Exercise: From the entries below, extract every line that includes the word "your".

Extracted data entries
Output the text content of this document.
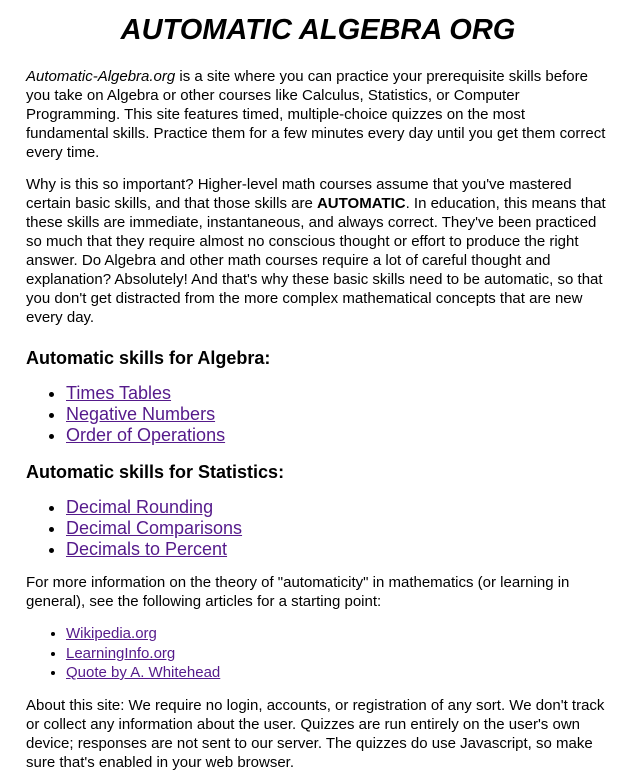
AUTOMATIC ALGEBRA ORG

Automatic-Algebra.org is a site where you can practice your prerequisite skills before you take on Algebra or other courses like Calculus, Statistics, or Computer Programming. This site features timed, multiple-choice quizzes on the most fundamental skills. Practice them for a few minutes every day until you get them correct every time.

Why is this so important? Higher-level math courses assume that you've mastered certain basic skills, and that those skills are AUTOMATIC. In education, this means that these skills are immediate, instantaneous, and always correct. They've been practiced so much that they require almost no conscious thought or effort to produce the right answer. Do Algebra and other math courses require a lot of careful thought and explanation? Absolutely! And that's why these basic skills need to be automatic, so that you don't get distracted from the more complex mathematical concepts that are new every day.

Automatic skills for Algebra:
• Times Tables
• Negative Numbers
• Order of Operations
Automatic skills for Statistics:
• Decimal Rounding
• Decimal Comparisons
• Decimals to Percent

For more information on the theory of "automaticity" in mathematics (or learning in general), see the following articles for a starting point:

• Wikipedia.org
• LearningInfo.org
• Quote by A. Whitehead

About this site: We require no login, accounts, or registration of any sort. We don't track or collect any information about the user. Quizzes are run entirely on the user's own device; responses are not sent to our server. The quizzes do use Javascript, so make sure that's enabled in your web browser.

Finished exercise:
Automatic-Algebra.org is a site where you can practice your prerequisite skills before you take on Algebra or other courses like Calculus, Statistics, or Computer Programming. This site features timed, multiple-choice quizzes on the most fundamental skills. Practice them for a few minutes every day until you get them correct every time.
About this site: We require no login, accounts, or registration of any sort. We don't track or collect any information about the user. Quizzes are run entirely on the user's own device; responses are not sent to our server. The quizzes do use Javascript, so make sure that's enabled in your web browser.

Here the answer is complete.